_Written instruction_: Copy out the data below verbatim.

_Supplied information_:
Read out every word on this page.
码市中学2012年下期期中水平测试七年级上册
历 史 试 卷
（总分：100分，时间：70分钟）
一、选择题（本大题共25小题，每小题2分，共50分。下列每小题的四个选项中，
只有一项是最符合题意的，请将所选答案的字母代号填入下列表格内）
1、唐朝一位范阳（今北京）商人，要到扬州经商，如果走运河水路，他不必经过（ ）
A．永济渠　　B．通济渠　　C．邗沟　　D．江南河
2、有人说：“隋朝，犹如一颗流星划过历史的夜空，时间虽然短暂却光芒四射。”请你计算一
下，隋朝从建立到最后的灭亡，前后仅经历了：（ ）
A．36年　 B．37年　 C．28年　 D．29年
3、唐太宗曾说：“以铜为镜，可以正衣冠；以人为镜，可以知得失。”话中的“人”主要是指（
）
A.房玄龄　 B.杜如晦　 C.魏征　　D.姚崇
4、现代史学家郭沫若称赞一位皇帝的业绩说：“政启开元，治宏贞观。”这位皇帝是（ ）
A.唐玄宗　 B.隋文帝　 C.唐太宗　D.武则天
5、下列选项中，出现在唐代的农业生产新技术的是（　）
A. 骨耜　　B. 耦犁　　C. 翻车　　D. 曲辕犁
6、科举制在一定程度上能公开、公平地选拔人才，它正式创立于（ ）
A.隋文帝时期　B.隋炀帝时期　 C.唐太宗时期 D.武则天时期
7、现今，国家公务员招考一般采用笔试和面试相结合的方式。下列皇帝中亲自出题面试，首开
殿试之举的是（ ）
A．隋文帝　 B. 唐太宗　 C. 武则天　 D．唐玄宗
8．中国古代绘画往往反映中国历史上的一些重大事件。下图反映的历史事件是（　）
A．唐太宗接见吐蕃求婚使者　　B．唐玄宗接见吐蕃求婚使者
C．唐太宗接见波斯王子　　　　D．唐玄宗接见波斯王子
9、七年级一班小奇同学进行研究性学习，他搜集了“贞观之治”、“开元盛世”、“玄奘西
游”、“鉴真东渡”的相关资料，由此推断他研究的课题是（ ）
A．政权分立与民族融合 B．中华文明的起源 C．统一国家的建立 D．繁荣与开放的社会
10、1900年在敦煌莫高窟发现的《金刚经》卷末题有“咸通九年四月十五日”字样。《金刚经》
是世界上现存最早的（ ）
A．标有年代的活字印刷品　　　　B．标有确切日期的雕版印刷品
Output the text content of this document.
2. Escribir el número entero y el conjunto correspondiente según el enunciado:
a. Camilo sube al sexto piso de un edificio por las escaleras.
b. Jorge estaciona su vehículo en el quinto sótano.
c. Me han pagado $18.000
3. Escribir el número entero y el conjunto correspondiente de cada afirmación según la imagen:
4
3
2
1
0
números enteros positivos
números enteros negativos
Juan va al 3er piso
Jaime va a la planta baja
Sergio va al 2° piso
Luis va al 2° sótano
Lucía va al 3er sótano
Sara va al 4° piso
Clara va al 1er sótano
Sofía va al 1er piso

_Expected answer_:
Read out every word on this page.
码市中学2012年下期期中水平测试七年级上册
历 史 试 卷
（总分：100分，时间：70分钟）
一、选择题（本大题共25小题，每小题2分，共50分。下列每小题的四个选项中，
只有一项是最符合题意的，请将所选答案的字母代号填入下列表格内）
1、唐朝一位范阳（今北京）商人，要到扬州经商，如果走运河水路，他不必经过（ ）
A．永济渠　　B．通济渠　　C．邗沟　　D．江南河
2、有人说：“隋朝，犹如一颗流星划过历史的夜空，时间虽然短暂却光芒四射。”请你计算一
下，隋朝从建立到最后的灭亡，前后仅经历了：（ ）
A．36年　 B．37年　 C．28年　 D．29年
3、唐太宗曾说：“以铜为镜，可以正衣冠；以人为镜，可以知得失。”话中的“人”主要是指（
）
A.房玄龄　 B.杜如晦　 C.魏征　　D.姚崇
4、现代史学家郭沫若称赞一位皇帝的业绩说：“政启开元，治宏贞观。”这位皇帝是（ ）
A.唐玄宗　 B.隋文帝　 C.唐太宗　D.武则天
5、下列选项中，出现在唐代的农业生产新技术的是（　）
A. 骨耜　　B. 耦犁　　C. 翻车　　D. 曲辕犁
6、科举制在一定程度上能公开、公平地选拔人才，它正式创立于（ ）
A.隋文帝时期　B.隋炀帝时期　 C.唐太宗时期 D.武则天时期
7、现今，国家公务员招考一般采用笔试和面试相结合的方式。下列皇帝中亲自出题面试，首开
殿试之举的是（ ）
A．隋文帝　 B. 唐太宗　 C. 武则天　 D．唐玄宗
8．中国古代绘画往往反映中国历史上的一些重大事件。下图反映的历史事件是（　）
A．唐太宗接见吐蕃求婚使者　　B．唐玄宗接见吐蕃求婚使者
C．唐太宗接见波斯王子　　　　D．唐玄宗接见波斯王子
9、七年级一班小奇同学进行研究性学习，他搜集了“贞观之治”、“开元盛世”、“玄奘西
游”、“鉴真东渡”的相关资料，由此推断他研究的课题是（ ）
A．政权分立与民族融合 B．中华文明的起源 C．统一国家的建立 D．繁荣与开放的社会
10、1900年在敦煌莫高窟发现的《金刚经》卷末题有“咸通九年四月十五日”字样。《金刚经》
是世界上现存最早的（ ）
A．标有年代的活字印刷品　　　　B．标有确切日期的雕版印刷品
Output the text content of this document.
2. Escribir el número entero y el conjunto correspondiente según el enunciado:
a. Camilo sube al sexto piso de un edificio por las escaleras.
b. Jorge estaciona su vehículo en el quinto sótano.
c. Me han pagado $18.000
3. Escribir el número entero y el conjunto correspondiente de cada afirmación según la imagen:
4
3
2
1
0
números enteros positivos
números enteros negativos
Juan va al 3er piso
Jaime va a la planta baja
Sergio va al 2° piso
Luis va al 2° sótano
Lucía va al 3er sótano
Sara va al 4° piso
Clara va al 1er sótano
Sofía va al 1er piso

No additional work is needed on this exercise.